▸ **Ketentuan Latihan**
- 1) Jawab pertanyaan berikut berdasarkan teks tentang hukum materiil dan hukum formil.
(a) Menurut teks, hukum formil adalah cara untuk apa?
(b) Negara mana saja yang disebut menganut "civil law system"?
(c) Apa yang terjadi pada gaji dan status kerja karyawan yayasan pendidikan dalam contoh?
- 2) Lanjutkan teks tentang hukum materiil dan hukum formil, mulai setelah kalimat terakhirnya.

▸ **Potongan Teks**
>>>

Dr. Adrianus M. Nggoro, S.H., M.Pd*
infopertama.com – Dalam dunia hukum ada dua sumber hukum yaitu hukum materiil dan hukum formil. Kedua hal ini selalu ada dalam regulasi dan penegakan hukum. Tanpa hukum materiil, hukum formil tidak akan terjadi juga dalam regulasi penegakan hukum. Dengan kata lain hukum materiil merupakan subtansi (isi/materi, bahan) dari hukum formil. Dan, hukum formil adalah cara mempertahankan hukum materiil dalam upaya penegakan hukum.
Ketika subtansi hukum materiil sudah diformilkan, maka harus patuh dan taat, sebab apa yang sudah tertulis itulah hukum.
Pemahaman inilah didasari oleh sebuah asas hukum yaitu “asas legalitas” (nullum delictum, nulla poena sine lege praevia poenali); oleh karena itu, barang siapa melanggar apa yang sudah tertulis, maka harus dihukum.
Pemahaman asas legalitas adalah hanya hukum yang tertulis saja yang dapat menentukan apakah norma hukum telah dikaitkan dengan suatu ancaman hukum menurut hukum pidana atau tidak. Asas ini juga dikenal dengan sebutan tidak ada pidana tanpa ada undang-undang yang mendahuluinya.
Penegakan hukum dengan mengutamakan “asas legalitas” pada umumnya diterapkan di negara-negara yang menganut sistem hukum “civil law system” (penegakan hukum hanya berpatok pada undang-undang tertulis).
Negara-negara penganut “civil law system” adalah negara-negara Eropa Kontinental: Perancis, Jerman, Belanda, dan negara-negara bekas jajahan Belanda.
Contoh, dalam hukum materril mengatur “hak dan kewajiban karyawan”. Hak karyawan untuk mendapat upah dan kewajiban karyawan untuk bekerja. Untuk mengontrol kehadiran karyawan maka harus dibuktikan absen daftar hadir pada buku absen.
Apapun alasannya, jika karyawan hadir bekerja tetapi tidak ada daftar absen kehadiran pada buku absen yang dibubuhi tanda tangan kehadiran, maka karyawan tersebut dinyatakan tidak hadir bekerja dan upahnya (honor) dikurangi. Kebetulan suatu waktu ada seorang karyawan di suatu Yayasan Pendidikan, sering lupa isi daftar absen kehadiran di kantor, tetapi karyawan tersebut nyatanya hadir bekerja bahkan selalu datang lebih cepat dan rajin bekerja. Namun sayangnya karyawan tersebut dianggap bandel karena tidak mengisi absen dan gajinya dikurangi dan bahkan diberi sanksi PHK (putus hubungan kerja).

<<<

▸ **Data Tersedia**
>>>

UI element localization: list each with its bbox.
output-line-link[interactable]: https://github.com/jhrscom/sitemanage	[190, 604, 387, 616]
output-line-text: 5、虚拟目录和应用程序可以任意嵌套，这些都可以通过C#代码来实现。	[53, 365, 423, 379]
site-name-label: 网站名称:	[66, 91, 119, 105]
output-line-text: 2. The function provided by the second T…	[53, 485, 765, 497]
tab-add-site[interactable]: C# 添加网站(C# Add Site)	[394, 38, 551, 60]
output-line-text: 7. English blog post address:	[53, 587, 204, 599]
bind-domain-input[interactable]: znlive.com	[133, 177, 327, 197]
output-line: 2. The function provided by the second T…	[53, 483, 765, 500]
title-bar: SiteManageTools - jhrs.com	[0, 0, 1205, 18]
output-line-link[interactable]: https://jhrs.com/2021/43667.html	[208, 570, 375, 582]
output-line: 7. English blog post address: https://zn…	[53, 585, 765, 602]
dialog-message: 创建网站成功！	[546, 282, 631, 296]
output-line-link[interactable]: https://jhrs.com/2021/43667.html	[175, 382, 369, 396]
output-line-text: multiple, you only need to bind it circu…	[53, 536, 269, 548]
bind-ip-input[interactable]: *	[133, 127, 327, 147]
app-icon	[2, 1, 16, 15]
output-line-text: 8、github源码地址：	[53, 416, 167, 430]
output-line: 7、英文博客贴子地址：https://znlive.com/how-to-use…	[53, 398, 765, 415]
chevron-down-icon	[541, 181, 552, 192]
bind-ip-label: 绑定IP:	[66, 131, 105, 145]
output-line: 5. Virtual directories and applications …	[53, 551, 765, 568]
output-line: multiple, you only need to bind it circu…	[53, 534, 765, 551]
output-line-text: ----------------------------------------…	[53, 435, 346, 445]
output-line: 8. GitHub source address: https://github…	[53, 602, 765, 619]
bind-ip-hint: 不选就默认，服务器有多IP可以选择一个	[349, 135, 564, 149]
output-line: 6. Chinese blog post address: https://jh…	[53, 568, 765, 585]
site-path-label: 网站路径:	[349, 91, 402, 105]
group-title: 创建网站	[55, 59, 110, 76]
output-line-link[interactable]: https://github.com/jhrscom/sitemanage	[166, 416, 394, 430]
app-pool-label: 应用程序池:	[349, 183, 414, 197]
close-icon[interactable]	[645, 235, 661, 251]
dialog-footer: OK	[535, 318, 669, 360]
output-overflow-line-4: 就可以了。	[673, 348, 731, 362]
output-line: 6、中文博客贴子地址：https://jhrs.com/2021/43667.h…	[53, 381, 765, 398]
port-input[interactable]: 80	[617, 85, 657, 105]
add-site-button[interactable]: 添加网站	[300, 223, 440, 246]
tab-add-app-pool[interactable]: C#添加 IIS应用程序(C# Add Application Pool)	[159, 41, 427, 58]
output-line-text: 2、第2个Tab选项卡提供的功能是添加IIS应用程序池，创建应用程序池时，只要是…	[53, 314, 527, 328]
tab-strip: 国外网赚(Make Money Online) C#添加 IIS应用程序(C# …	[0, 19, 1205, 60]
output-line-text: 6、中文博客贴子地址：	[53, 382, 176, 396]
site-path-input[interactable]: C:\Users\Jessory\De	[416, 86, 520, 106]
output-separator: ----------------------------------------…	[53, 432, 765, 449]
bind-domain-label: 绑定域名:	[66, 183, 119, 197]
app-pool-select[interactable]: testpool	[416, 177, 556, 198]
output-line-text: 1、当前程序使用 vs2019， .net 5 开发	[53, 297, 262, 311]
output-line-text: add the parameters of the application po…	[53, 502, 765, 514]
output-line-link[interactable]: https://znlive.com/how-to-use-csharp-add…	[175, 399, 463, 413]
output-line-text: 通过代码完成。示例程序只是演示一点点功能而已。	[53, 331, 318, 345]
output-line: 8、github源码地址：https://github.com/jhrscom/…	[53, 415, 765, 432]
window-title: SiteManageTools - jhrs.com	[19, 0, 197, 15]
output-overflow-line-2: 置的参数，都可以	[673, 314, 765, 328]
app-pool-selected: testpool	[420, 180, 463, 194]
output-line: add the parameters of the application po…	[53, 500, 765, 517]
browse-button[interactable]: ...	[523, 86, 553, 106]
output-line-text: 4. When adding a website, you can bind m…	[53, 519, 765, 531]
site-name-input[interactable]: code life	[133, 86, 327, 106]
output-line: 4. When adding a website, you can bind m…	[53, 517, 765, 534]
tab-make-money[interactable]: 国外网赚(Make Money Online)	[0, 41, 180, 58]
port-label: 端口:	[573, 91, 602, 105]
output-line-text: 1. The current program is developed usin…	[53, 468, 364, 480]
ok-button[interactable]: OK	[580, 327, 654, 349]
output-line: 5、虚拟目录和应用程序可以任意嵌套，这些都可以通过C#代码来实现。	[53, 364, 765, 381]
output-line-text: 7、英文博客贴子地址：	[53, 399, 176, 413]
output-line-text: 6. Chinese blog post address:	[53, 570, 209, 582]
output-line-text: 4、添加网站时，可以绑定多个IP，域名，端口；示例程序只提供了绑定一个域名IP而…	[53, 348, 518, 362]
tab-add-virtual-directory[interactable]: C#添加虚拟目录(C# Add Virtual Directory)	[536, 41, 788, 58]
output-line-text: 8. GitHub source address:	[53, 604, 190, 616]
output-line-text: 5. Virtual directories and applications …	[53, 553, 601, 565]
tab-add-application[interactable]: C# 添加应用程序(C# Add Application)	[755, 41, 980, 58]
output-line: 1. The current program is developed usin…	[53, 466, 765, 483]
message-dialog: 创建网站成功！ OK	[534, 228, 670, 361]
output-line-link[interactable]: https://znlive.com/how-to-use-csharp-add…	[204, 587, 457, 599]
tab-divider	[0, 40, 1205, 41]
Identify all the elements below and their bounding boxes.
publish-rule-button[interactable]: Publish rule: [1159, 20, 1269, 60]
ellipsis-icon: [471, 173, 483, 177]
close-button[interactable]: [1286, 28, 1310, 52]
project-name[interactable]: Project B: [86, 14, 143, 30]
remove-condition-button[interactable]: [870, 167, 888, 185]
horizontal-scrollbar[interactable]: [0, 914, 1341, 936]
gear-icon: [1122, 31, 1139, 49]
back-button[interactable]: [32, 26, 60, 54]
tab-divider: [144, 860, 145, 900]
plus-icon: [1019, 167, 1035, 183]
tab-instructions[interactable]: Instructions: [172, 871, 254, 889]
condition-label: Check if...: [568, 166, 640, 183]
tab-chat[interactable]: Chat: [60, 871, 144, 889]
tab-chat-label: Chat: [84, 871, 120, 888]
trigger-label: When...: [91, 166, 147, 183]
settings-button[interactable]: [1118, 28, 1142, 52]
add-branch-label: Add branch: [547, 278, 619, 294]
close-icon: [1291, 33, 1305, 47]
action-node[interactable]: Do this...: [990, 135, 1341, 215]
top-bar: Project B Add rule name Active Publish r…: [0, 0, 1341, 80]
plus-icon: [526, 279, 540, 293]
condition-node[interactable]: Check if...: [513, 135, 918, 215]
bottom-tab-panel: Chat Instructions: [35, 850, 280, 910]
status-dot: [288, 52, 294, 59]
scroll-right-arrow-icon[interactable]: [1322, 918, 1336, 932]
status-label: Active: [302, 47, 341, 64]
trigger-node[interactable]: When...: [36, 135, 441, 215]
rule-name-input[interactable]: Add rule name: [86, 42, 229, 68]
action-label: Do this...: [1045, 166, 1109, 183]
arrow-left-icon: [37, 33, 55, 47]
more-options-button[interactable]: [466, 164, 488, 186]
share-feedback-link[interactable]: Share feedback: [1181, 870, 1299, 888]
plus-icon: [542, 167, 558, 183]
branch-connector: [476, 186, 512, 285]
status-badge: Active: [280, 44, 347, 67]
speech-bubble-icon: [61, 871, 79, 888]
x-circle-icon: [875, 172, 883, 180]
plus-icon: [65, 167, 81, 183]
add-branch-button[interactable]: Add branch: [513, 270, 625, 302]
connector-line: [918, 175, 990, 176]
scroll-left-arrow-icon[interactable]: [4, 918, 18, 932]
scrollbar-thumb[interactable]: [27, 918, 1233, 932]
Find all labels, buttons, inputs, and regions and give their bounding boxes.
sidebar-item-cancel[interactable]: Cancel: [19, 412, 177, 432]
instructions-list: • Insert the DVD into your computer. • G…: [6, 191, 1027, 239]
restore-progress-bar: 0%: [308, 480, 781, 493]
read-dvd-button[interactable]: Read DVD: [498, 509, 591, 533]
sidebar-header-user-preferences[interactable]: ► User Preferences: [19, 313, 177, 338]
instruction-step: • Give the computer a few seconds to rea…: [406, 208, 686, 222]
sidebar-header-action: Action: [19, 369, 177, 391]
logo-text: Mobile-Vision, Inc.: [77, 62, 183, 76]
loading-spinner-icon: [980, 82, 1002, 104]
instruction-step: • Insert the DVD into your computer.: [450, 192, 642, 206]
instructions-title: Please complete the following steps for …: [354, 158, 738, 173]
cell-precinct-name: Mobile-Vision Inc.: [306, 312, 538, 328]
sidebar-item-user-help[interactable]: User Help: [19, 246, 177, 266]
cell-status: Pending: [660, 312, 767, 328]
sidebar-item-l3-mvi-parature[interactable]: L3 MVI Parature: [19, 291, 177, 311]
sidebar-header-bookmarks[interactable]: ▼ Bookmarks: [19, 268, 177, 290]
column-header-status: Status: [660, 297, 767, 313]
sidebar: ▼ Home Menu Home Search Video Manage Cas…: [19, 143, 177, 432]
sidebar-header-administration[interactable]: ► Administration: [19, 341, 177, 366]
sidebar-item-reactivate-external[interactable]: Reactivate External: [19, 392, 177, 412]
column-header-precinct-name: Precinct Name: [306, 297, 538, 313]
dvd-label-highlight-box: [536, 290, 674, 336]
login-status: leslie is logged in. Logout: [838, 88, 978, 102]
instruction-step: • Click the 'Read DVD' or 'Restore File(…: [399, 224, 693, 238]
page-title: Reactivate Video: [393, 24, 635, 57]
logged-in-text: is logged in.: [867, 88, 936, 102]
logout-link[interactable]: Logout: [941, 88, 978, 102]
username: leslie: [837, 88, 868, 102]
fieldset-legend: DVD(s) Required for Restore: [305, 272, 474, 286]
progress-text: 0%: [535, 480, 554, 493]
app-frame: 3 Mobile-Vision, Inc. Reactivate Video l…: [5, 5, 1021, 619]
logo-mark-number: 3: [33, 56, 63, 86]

<<<

▸ **Jawaban Tiap Tugas**
- 1)
(a) Cara mempertahankan hukum materiil dalam upaya penegakan hukum.
(b) Negara-negara Eropa Kontinental: Perancis, Jerman, Belanda, dan negara-negara bekas jajahan Belanda.
(c) Gajinya dikurangi, dan ia bahkan diberi sanksi PHK (putus hubungan kerja).

- 2)
Bagaimana dengan sistem hukum di Indonesia
Di satu sisi Indonesia menggunakan “asas legalitas” dengan menganut sistem hukum berpatok pada undang-undang (civil law system), namun di sisi lain Indonesia bisa saja mengesampingkan asas legalitas demi memperjuangkan asas keadilan dan hak asasi manusia yaitu dengan menerapkan sistem hukum kebiasaan yang hidup (common law system).
Sistem hukum dengan penegakan “common law system” kebanyakan diterapkan di negara-negara Anglo Saxon (Irlandia, Inggris, Australia, Selandia Baru, Afrika Selatan, Kanada dan Amarika Serikat.
Jadi, untuk sistem hukum yang diterapkan di Indonesia dengan mengsinergikan (resultante) antara “civil law system” (penegakan hukum hanya berpatok pada undang-undang tertulis) dan menerapkan sistem hukum kebiasaan yang hidup (common law system). Oleh karena itu, penegakan hukum di Indonesia memberi peluang peran hukum yang hidup dalam masyarakat (living law). Yang termasuk living law adalah hukum adat (adat rech, cultural law) dan peran hukum keagamaan sebagai pengendali moral.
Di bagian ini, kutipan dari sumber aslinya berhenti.